*Passage to read*
☆ ☆ ☆ ☆ ☆

Whether a dungeon, space-op or whatever is good for me.

Examples :
how to make sure to leave one unblockable way to escape when you improvise a trap ? : xxx
how to turn encounters into problem-solving 101 : yyy
Video game articles on the topic : zzz
NoNormalDefence attacks (like gas) have : one simple, incomplete, fictional defence (cease breathing) + one defence that can be bought cheap at prep (oxygen tank) + one costly improvised on the spot defence (reallocate force field around the head)
Simple tools to make an encounter tactical : terrain and obstacles, motivations and goals, dungeon ecology - trap mechanism - power soruce
trap mechanism principles : x y z
dungeon ecology principles : u v w
Quintessential space prompts from Silent Titans : this side / that side, inside / outside, hidden / exposed, above / below, near / far.
3 puzzle levels : pragmatic / logic / symbolic
That kind of things.

Working on a similar thing, I’m very interested too! :smiley:

At the moment my method looks like a few “moves” that represent the fundamental activities of dungeon exploration, usually with a careful and thought through version and a rushed or foolhardy version … the game then offers structural prompts the Players have to flesh out into narrative content.

☆ ☆ ☆ ☆ ☆

*Extracted data*
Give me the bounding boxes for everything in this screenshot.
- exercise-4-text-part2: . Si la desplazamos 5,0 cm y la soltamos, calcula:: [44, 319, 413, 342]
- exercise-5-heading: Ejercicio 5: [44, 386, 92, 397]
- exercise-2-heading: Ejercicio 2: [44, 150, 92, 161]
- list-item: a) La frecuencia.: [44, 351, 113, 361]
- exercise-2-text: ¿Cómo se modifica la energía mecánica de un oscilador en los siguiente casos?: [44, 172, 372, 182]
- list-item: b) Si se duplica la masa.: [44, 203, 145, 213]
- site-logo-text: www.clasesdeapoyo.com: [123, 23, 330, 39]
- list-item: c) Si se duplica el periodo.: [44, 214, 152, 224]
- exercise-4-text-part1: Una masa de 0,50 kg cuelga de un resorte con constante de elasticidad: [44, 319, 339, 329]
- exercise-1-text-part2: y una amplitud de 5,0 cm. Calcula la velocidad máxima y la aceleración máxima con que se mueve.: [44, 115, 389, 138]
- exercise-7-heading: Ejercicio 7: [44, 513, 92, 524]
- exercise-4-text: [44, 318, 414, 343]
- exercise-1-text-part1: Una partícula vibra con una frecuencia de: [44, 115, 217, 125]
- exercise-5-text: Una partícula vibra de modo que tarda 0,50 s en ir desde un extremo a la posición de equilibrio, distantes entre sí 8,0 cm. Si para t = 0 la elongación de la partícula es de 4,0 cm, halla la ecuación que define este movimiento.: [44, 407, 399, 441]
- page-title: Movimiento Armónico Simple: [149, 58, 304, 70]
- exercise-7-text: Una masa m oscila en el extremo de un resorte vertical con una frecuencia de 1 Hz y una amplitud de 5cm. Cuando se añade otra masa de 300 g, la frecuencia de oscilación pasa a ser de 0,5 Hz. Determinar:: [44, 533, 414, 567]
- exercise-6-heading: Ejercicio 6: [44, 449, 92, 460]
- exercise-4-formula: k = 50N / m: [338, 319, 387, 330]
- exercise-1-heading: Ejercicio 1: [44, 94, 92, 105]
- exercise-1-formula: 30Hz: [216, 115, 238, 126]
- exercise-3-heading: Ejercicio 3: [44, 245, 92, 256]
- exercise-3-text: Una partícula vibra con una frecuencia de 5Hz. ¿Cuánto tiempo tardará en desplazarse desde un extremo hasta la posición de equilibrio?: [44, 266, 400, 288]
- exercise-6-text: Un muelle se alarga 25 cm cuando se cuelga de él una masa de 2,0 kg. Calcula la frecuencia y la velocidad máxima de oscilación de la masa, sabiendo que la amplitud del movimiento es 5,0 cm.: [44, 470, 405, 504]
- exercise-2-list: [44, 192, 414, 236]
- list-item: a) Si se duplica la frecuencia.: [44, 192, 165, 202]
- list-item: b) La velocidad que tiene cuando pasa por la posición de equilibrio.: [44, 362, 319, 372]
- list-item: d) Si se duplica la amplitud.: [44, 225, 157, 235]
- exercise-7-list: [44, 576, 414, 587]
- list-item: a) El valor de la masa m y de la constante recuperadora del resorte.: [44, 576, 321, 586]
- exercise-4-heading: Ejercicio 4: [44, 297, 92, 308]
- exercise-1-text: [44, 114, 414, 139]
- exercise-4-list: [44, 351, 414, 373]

☆ ☆ ☆ ☆ ☆

*Task instructions*
a) Copy the stretch of the passage on dungeon design from "Working on a" through "into narrative content.".
b) Answer these questions about the passage on dungeon design:
(i) What are the three puzzle levels it lists?
(ii) Which defence against gas can be bought cheaply during preparation?
(iii) In the reply's method, what two versions does a move usually have?
c) Go on with the passage on dungeon design from where it stops.

*Outputs*
a)
Working on a similar thing, I’m very interested too! :smiley:

At the moment my method looks like a few “moves” that represent the fundamental activities of dungeon exploration, usually with a careful and thought through version and a rushed or foolhardy version … the game then offers structural prompts the Players have to flesh out into narrative content.

b)
(i) Pragmatic, logic and symbolic.
(ii) An oxygen tank.
(iii) A careful, thought-through version and a rushed or foolhardy version.

c)
The “problem” design is thus atomic and emergent… not really relying on “problem design” per se, but in the ability of Players to (inadvertently?) build one bit by bit, while simply describing answers to prompt within the specific scene-context.

But if there were good problem design that I could bake into the “moves”, it would be awesome :smiley:

Cool!
I plan to mechanize the rushed vs careful approaches a bit differently for various reasons related both to my taste and the original material. I plan on making 2+ sides, each with a “pick (stat)” list (basic + options). This come down to the approaches you mention :

  • pick defense or progress or add a new factor into the battle
  • plus prompts (= the pick list)
  • plus a bit of a rock-paper-scissors (rotating GM to embody certain opponents) weighed by character stats

I got in contact with a group of people that do PbForum, but their only solution is “bit by bit” improvisation. It relies a lot on player creativity. So the prompts seem to be a good way of addressing that.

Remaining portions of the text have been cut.